▶ AIM: Wherever a line holds the word "상가번영회", copy that line out.

▶ DATA SECTION:

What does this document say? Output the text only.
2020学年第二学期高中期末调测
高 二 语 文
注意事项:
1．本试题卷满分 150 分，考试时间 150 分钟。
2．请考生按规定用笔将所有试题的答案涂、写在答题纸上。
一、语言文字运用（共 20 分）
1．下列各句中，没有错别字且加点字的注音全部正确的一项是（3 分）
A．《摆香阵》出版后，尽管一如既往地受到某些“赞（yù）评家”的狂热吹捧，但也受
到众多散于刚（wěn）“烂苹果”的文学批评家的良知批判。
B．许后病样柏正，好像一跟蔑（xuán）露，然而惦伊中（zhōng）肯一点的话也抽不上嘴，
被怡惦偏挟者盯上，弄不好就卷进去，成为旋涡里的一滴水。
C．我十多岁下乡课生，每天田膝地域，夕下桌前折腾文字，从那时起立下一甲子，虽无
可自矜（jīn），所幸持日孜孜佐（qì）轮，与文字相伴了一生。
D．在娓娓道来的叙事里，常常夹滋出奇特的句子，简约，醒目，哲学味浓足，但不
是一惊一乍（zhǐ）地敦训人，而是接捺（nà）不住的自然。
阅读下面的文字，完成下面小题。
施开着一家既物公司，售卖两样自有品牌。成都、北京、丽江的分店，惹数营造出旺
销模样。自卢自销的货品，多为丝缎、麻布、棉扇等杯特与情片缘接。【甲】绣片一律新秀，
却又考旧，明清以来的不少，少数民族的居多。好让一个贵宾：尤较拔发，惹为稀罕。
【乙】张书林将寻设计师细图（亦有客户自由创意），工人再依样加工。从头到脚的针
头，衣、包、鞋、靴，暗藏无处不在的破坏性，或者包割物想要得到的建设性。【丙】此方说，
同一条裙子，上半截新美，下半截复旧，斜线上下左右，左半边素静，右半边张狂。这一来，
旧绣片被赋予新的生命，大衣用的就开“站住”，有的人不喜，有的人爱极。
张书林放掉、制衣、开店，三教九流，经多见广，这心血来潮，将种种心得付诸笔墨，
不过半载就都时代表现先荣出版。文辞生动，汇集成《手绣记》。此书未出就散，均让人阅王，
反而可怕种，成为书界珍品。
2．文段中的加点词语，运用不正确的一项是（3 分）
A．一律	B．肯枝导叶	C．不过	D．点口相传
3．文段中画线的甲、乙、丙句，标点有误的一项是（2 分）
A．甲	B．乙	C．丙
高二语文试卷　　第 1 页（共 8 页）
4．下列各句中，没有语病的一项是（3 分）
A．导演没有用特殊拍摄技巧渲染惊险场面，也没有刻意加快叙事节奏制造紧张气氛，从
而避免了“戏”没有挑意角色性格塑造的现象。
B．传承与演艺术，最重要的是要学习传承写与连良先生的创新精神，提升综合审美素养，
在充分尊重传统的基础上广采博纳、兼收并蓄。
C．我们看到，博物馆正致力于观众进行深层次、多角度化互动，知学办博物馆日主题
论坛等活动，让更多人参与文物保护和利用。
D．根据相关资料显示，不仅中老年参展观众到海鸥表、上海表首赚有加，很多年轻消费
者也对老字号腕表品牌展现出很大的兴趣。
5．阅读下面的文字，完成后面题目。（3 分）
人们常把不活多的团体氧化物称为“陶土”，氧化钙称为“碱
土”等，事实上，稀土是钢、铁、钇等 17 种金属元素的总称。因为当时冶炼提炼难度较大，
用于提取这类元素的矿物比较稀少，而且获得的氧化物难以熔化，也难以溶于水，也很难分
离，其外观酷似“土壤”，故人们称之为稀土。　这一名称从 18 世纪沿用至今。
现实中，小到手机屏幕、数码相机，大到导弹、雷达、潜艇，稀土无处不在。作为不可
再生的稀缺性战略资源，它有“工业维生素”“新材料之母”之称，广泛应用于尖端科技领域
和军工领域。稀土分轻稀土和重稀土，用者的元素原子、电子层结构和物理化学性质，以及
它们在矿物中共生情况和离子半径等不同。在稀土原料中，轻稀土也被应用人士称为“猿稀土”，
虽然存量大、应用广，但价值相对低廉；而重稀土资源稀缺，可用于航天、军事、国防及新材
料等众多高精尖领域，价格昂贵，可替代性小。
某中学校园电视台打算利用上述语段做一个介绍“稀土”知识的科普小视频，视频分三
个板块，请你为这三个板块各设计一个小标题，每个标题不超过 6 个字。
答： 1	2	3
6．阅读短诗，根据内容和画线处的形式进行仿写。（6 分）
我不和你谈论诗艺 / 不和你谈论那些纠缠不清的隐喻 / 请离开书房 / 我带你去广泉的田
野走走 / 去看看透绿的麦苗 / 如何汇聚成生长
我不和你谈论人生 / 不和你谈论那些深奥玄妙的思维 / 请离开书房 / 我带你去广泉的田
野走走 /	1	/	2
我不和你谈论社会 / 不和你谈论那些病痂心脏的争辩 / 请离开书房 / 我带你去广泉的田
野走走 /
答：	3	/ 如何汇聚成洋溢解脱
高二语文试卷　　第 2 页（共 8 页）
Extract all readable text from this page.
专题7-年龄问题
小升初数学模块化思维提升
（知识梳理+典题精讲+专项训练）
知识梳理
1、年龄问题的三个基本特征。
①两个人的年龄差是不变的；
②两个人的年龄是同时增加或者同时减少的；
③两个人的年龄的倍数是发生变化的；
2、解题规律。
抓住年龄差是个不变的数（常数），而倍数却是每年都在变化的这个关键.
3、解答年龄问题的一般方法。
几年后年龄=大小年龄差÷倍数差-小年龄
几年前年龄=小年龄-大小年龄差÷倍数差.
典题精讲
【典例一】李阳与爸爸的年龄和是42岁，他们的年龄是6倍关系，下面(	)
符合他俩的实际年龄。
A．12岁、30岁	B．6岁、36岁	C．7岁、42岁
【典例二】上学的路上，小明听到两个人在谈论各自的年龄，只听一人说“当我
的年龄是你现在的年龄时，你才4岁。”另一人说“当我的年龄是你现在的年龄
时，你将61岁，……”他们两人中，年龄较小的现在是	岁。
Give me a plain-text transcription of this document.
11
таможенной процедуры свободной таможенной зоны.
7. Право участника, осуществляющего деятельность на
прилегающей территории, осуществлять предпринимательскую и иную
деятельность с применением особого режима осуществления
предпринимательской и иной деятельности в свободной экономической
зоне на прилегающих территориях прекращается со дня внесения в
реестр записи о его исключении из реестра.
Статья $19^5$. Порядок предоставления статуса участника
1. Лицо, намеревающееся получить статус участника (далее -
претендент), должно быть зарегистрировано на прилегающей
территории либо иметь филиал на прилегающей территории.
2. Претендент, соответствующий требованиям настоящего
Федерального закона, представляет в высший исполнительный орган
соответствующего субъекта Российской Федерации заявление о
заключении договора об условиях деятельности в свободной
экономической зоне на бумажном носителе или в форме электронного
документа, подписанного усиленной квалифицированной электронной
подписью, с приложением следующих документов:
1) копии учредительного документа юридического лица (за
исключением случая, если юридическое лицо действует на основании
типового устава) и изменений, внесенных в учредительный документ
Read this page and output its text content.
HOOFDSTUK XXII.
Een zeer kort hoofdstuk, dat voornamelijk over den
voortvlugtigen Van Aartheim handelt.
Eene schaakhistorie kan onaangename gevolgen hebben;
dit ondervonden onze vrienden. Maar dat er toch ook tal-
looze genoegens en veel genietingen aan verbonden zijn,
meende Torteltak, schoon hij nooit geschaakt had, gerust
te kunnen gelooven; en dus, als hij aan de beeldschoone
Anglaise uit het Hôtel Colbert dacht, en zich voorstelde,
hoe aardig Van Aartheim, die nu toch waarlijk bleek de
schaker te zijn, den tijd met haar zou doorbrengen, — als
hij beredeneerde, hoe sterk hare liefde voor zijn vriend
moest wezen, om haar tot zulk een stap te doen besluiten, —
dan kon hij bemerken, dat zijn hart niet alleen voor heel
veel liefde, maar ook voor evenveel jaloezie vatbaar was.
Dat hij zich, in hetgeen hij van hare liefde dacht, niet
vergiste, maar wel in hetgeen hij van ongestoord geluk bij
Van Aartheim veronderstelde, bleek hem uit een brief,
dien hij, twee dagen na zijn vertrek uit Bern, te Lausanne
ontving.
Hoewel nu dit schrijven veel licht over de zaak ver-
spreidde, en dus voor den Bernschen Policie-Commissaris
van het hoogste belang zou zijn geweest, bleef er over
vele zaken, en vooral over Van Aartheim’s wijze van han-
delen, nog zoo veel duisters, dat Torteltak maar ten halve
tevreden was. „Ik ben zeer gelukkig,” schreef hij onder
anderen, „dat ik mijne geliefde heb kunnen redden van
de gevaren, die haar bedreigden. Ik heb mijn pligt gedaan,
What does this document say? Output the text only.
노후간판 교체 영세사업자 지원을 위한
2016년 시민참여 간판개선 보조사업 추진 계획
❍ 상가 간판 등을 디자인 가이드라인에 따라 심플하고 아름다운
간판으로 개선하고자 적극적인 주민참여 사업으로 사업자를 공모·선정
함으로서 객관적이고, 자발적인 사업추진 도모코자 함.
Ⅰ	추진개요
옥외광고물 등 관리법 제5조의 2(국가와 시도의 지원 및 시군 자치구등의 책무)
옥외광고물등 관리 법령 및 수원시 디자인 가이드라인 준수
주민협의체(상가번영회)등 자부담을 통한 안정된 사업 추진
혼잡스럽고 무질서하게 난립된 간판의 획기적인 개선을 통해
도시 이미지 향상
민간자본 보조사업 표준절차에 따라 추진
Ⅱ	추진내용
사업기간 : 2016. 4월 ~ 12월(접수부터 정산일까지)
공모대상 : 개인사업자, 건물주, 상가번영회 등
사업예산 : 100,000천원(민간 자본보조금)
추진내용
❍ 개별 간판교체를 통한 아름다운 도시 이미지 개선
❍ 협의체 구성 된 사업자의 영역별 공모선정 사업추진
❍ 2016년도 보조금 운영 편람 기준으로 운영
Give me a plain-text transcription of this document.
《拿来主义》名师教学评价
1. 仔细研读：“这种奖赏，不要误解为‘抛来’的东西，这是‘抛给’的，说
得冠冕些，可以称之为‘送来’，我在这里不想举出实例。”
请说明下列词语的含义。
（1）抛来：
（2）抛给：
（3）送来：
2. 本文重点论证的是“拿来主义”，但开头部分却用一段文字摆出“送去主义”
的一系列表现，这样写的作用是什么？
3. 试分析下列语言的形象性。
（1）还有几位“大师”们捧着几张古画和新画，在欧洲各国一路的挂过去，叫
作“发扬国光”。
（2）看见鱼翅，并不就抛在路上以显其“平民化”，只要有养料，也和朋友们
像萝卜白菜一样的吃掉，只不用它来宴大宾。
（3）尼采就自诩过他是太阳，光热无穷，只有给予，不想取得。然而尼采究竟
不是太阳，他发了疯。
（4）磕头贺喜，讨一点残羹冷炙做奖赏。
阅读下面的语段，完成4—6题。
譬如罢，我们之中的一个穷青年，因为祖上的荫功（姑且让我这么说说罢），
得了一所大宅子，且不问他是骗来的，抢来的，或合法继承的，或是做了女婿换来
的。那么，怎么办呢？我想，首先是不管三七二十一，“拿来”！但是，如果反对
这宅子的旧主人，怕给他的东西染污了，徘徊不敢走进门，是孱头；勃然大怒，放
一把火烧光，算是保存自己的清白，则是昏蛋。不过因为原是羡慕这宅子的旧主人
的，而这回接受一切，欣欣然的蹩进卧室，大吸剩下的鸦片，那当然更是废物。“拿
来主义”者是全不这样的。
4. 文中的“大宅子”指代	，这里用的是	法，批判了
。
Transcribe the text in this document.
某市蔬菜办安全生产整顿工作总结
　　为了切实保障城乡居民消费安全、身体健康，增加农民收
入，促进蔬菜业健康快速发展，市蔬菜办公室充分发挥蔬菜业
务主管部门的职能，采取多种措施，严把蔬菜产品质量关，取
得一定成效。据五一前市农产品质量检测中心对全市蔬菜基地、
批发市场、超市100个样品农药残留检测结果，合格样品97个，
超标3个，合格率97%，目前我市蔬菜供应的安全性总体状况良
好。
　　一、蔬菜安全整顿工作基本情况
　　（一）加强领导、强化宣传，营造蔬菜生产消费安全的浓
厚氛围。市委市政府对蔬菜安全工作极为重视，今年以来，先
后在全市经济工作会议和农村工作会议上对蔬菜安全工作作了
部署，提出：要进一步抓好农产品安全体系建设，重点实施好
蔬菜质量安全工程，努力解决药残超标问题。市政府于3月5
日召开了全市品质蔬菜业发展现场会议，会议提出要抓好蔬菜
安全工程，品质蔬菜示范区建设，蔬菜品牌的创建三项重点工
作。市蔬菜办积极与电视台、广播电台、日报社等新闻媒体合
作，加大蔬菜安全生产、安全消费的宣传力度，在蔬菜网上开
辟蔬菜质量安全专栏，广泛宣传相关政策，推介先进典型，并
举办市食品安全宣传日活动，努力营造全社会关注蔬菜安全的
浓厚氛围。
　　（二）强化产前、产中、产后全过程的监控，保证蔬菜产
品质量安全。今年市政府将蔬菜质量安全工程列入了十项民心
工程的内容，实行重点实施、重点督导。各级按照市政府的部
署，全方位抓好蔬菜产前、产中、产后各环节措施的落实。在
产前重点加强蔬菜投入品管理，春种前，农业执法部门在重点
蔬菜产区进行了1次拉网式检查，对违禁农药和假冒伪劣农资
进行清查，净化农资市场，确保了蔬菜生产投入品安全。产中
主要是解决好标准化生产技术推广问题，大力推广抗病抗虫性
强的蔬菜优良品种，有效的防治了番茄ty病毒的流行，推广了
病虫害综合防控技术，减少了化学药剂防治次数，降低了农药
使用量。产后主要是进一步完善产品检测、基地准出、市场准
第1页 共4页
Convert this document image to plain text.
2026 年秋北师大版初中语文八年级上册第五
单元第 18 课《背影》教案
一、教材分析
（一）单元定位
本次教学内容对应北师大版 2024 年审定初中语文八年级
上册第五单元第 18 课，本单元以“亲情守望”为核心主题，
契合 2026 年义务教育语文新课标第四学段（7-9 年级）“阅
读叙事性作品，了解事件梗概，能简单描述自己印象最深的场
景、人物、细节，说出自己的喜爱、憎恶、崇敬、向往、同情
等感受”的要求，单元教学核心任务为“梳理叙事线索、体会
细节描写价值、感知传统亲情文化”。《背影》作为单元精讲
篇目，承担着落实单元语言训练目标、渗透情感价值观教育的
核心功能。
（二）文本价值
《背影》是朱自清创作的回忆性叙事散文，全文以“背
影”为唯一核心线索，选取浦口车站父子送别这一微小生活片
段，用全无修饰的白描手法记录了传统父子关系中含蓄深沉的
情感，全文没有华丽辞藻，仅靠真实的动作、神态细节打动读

▶ TASK SOLUTION:
주민협의체(상가번영회)등 자부담을 통한 안정된 사업 추진
공모대상 : 개인사업자, 건물주, 상가번영회 등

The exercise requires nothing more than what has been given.